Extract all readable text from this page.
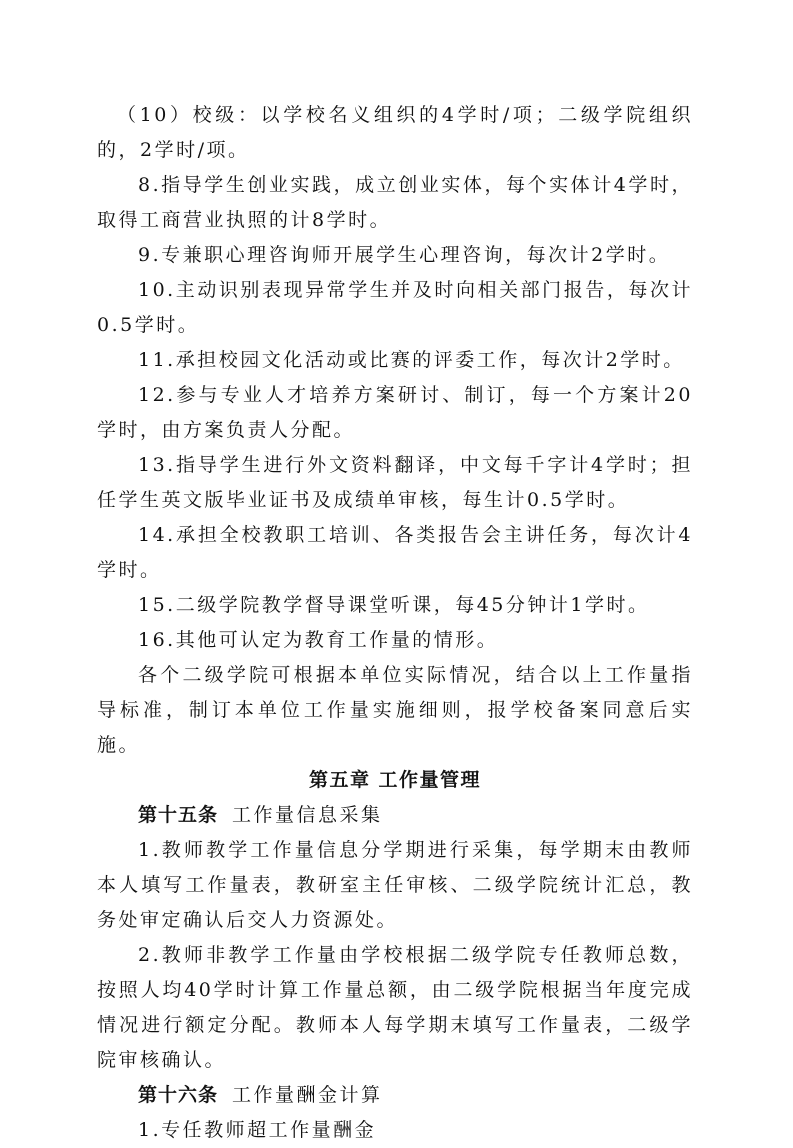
（10）校级：以学校名义组织的4学时/项；二级学院组织的，2学时/项。

8.指导学生创业实践，成立创业实体，每个实体计4学时，取得工商营业执照的计8学时。

9.专兼职心理咨询师开展学生心理咨询，每次计2学时。

10.主动识别表现异常学生并及时向相关部门报告，每次计0.5学时。

11.承担校园文化活动或比赛的评委工作，每次计2学时。

12.参与专业人才培养方案研讨、制订，每一个方案计20学时，由方案负责人分配。

13.指导学生进行外文资料翻译，中文每千字计4学时；担任学生英文版毕业证书及成绩单审核，每生计0.5学时。

14.承担全校教职工培训、各类报告会主讲任务，每次计4学时。

15.二级学院教学督导课堂听课，每45分钟计1学时。

16.其他可认定为教育工作量的情形。

各个二级学院可根据本单位实际情况，结合以上工作量指导标准，制订本单位工作量实施细则，报学校备案同意后实施。

第五章 工作量管理

第十五条 工作量信息采集

1.教师教学工作量信息分学期进行采集，每学期末由教师本人填写工作量表，教研室主任审核、二级学院统计汇总，教务处审定确认后交人力资源处。

2.教师非教学工作量由学校根据二级学院专任教师总数，按照人均40学时计算工作量总额，由二级学院根据当年度完成情况进行额定分配。教师本人每学期末填写工作量表，二级学院审核确认。

第十六条 工作量酬金计算

1.专任教师超工作量酬金
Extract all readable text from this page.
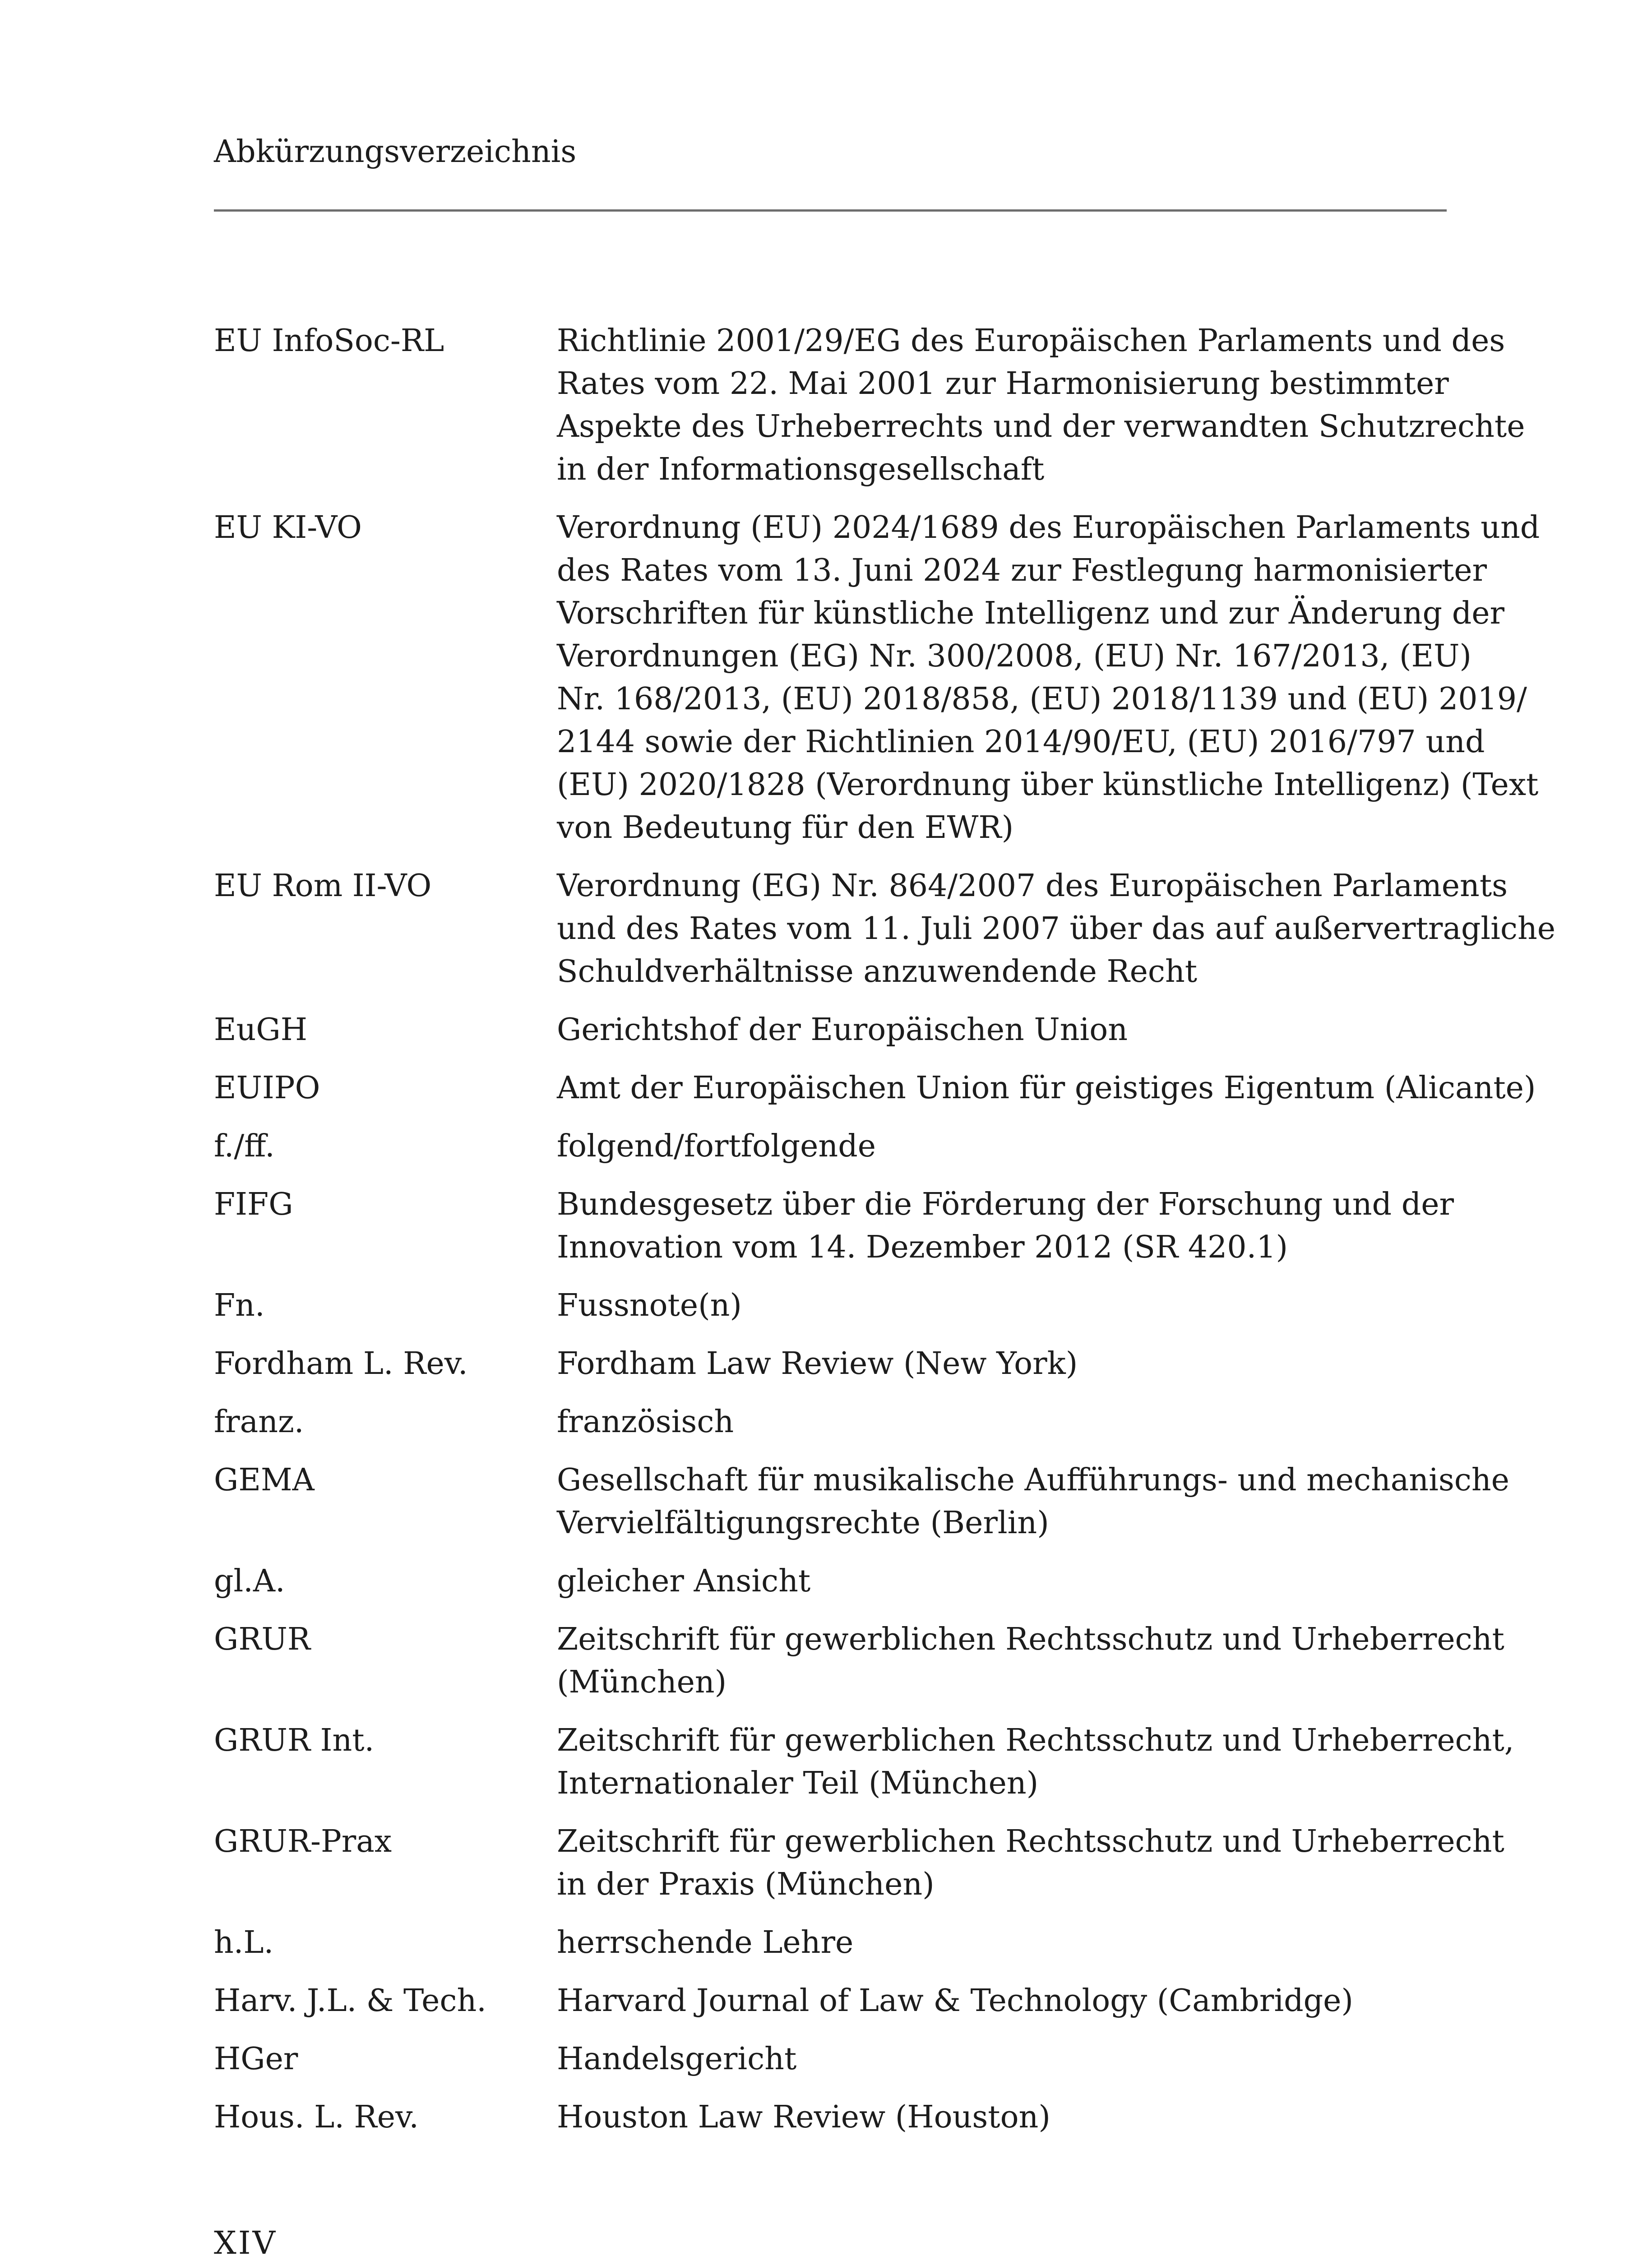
Abkürzungsverzeichnis
EU InfoSoc-RL	Richtlinie 2001/29/EG des Europäischen Parlaments und des
Rates vom 22. Mai 2001 zur Harmonisierung bestimmter
Aspekte des Urheberrechts und der verwandten Schutzrechte
in der Informationsgesellschaft
EU KI-VO	Verordnung (EU) 2024/1689 des Europäischen Parlaments und
des Rates vom 13. Juni 2024 zur Festlegung harmonisierter
Vorschriften für künstliche Intelligenz und zur Änderung der
Verordnungen (EG) Nr. 300/2008, (EU) Nr. 167/2013, (EU)
Nr. 168/2013, (EU) 2018/858, (EU) 2018/1139 und (EU) 2019/
2144 sowie der Richtlinien 2014/90/EU, (EU) 2016/797 und
(EU) 2020/1828 (Verordnung über künstliche Intelligenz) (Text
von Bedeutung für den EWR)
EU Rom II-VO	Verordnung (EG) Nr. 864/2007 des Europäischen Parlaments
und des Rates vom 11. Juli 2007 über das auf außervertragliche
Schuldverhältnisse anzuwendende Recht
EuGH	Gerichtshof der Europäischen Union
EUIPO	Amt der Europäischen Union für geistiges Eigentum (Alicante)
f./ff.	folgend/fortfolgende
FIFG	Bundesgesetz über die Förderung der Forschung und der
Innovation vom 14. Dezember 2012 (SR 420.1)
Fn.	Fussnote(n)
Fordham L. Rev.	Fordham Law Review (New York)
franz.	französisch
GEMA	Gesellschaft für musikalische Aufführungs- und mechanische
Vervielfältigungsrechte (Berlin)
gl.A.	gleicher Ansicht
GRUR	Zeitschrift für gewerblichen Rechtsschutz und Urheberrecht
(München)
GRUR Int.	Zeitschrift für gewerblichen Rechtsschutz und Urheberrecht,
Internationaler Teil (München)
GRUR-Prax	Zeitschrift für gewerblichen Rechtsschutz und Urheberrecht
in der Praxis (München)
h.L.	herrschende Lehre
Harv. J.L. & Tech.	Harvard Journal of Law & Technology (Cambridge)
HGer	Handelsgericht
Hous. L. Rev.	Houston Law Review (Houston)
XIV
........
-- Exercise --
Output the entries above exactly. Drop the pictures.

-- Problem solution --
Extract all readable text from this page.
（10）校级：以学校名义组织的4学时/项；二级学院组织的，2学时/项。

8.指导学生创业实践，成立创业实体，每个实体计4学时，取得工商营业执照的计8学时。

9.专兼职心理咨询师开展学生心理咨询，每次计2学时。

10.主动识别表现异常学生并及时向相关部门报告，每次计0.5学时。

11.承担校园文化活动或比赛的评委工作，每次计2学时。

12.参与专业人才培养方案研讨、制订，每一个方案计20学时，由方案负责人分配。

13.指导学生进行外文资料翻译，中文每千字计4学时；担任学生英文版毕业证书及成绩单审核，每生计0.5学时。

14.承担全校教职工培训、各类报告会主讲任务，每次计4学时。

15.二级学院教学督导课堂听课，每45分钟计1学时。

16.其他可认定为教育工作量的情形。

各个二级学院可根据本单位实际情况，结合以上工作量指导标准，制订本单位工作量实施细则，报学校备案同意后实施。

第五章 工作量管理

第十五条 工作量信息采集

1.教师教学工作量信息分学期进行采集，每学期末由教师本人填写工作量表，教研室主任审核、二级学院统计汇总，教务处审定确认后交人力资源处。

2.教师非教学工作量由学校根据二级学院专任教师总数，按照人均40学时计算工作量总额，由二级学院根据当年度完成情况进行额定分配。教师本人每学期末填写工作量表，二级学院审核确认。

第十六条 工作量酬金计算

1.专任教师超工作量酬金
Extract all readable text from this page.
Abkürzungsverzeichnis
EU InfoSoc-RL	Richtlinie 2001/29/EG des Europäischen Parlaments und des
Rates vom 22. Mai 2001 zur Harmonisierung bestimmter
Aspekte des Urheberrechts und der verwandten Schutzrechte
in der Informationsgesellschaft
EU KI-VO	Verordnung (EU) 2024/1689 des Europäischen Parlaments und
des Rates vom 13. Juni 2024 zur Festlegung harmonisierter
Vorschriften für künstliche Intelligenz und zur Änderung der
Verordnungen (EG) Nr. 300/2008, (EU) Nr. 167/2013, (EU)
Nr. 168/2013, (EU) 2018/858, (EU) 2018/1139 und (EU) 2019/
2144 sowie der Richtlinien 2014/90/EU, (EU) 2016/797 und
(EU) 2020/1828 (Verordnung über künstliche Intelligenz) (Text
von Bedeutung für den EWR)
EU Rom II-VO	Verordnung (EG) Nr. 864/2007 des Europäischen Parlaments
und des Rates vom 11. Juli 2007 über das auf außervertragliche
Schuldverhältnisse anzuwendende Recht
EuGH	Gerichtshof der Europäischen Union
EUIPO	Amt der Europäischen Union für geistiges Eigentum (Alicante)
f./ff.	folgend/fortfolgende
FIFG	Bundesgesetz über die Förderung der Forschung und der
Innovation vom 14. Dezember 2012 (SR 420.1)
Fn.	Fussnote(n)
Fordham L. Rev.	Fordham Law Review (New York)
franz.	französisch
GEMA	Gesellschaft für musikalische Aufführungs- und mechanische
Vervielfältigungsrechte (Berlin)
gl.A.	gleicher Ansicht
GRUR	Zeitschrift für gewerblichen Rechtsschutz und Urheberrecht
(München)
GRUR Int.	Zeitschrift für gewerblichen Rechtsschutz und Urheberrecht,
Internationaler Teil (München)
GRUR-Prax	Zeitschrift für gewerblichen Rechtsschutz und Urheberrecht
in der Praxis (München)
h.L.	herrschende Lehre
Harv. J.L. & Tech.	Harvard Journal of Law & Technology (Cambridge)
HGer	Handelsgericht
Hous. L. Rev.	Houston Law Review (Houston)
XIV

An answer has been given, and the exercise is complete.